#### [Exercise description]
Filter the lines below, copying only those with the string "photos".

#### [Given data]
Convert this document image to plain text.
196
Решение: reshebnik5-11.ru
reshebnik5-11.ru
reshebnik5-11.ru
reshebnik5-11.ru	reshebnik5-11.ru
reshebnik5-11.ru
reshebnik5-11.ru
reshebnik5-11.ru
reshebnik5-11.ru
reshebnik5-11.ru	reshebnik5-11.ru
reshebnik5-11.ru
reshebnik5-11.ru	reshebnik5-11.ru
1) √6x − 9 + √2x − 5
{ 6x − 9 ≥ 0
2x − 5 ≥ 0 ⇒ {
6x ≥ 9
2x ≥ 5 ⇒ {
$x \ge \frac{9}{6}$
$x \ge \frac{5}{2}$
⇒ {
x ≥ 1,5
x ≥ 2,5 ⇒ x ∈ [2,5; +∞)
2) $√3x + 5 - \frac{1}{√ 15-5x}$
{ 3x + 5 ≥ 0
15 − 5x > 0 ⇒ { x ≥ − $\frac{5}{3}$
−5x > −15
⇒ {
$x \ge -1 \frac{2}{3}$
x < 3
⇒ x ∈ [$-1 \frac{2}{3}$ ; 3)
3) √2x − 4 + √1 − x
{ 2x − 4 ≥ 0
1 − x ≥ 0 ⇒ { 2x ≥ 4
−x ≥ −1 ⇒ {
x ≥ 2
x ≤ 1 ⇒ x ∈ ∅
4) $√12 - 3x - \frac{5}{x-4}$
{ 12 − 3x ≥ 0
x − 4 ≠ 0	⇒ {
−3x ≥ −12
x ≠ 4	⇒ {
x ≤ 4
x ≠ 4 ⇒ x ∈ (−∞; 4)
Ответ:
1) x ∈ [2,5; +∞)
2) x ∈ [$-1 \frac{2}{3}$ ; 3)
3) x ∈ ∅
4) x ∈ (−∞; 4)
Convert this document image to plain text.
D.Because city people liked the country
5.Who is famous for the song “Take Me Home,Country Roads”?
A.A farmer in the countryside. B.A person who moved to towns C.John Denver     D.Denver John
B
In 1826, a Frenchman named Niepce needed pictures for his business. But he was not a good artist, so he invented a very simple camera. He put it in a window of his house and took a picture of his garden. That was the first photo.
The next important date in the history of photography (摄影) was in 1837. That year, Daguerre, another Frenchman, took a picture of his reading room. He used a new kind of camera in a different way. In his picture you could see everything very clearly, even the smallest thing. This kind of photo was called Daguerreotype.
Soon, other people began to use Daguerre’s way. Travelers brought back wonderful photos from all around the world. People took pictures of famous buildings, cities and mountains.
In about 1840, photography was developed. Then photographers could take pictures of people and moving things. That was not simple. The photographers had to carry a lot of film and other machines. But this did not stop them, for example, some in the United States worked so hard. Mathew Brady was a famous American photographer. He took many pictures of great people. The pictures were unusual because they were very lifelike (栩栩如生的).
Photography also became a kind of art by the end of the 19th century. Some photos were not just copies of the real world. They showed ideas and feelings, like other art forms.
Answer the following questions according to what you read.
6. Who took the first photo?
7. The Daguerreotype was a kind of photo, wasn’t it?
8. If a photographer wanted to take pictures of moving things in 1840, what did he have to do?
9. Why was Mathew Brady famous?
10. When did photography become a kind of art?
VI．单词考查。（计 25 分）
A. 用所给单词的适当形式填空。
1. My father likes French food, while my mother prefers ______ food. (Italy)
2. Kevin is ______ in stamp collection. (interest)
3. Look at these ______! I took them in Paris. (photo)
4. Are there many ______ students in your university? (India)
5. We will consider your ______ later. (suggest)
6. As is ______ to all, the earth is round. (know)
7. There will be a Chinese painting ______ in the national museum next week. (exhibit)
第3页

#### [Result for this task]
Soon, other people began to use Daguerre’s way. Travelers brought back wonderful photos from all around the world. People took pictures of famous buildings, cities and mountains.
Photography also became a kind of art by the end of the 19th century. Some photos were not just copies of the real world. They showed ideas and feelings, like other art forms.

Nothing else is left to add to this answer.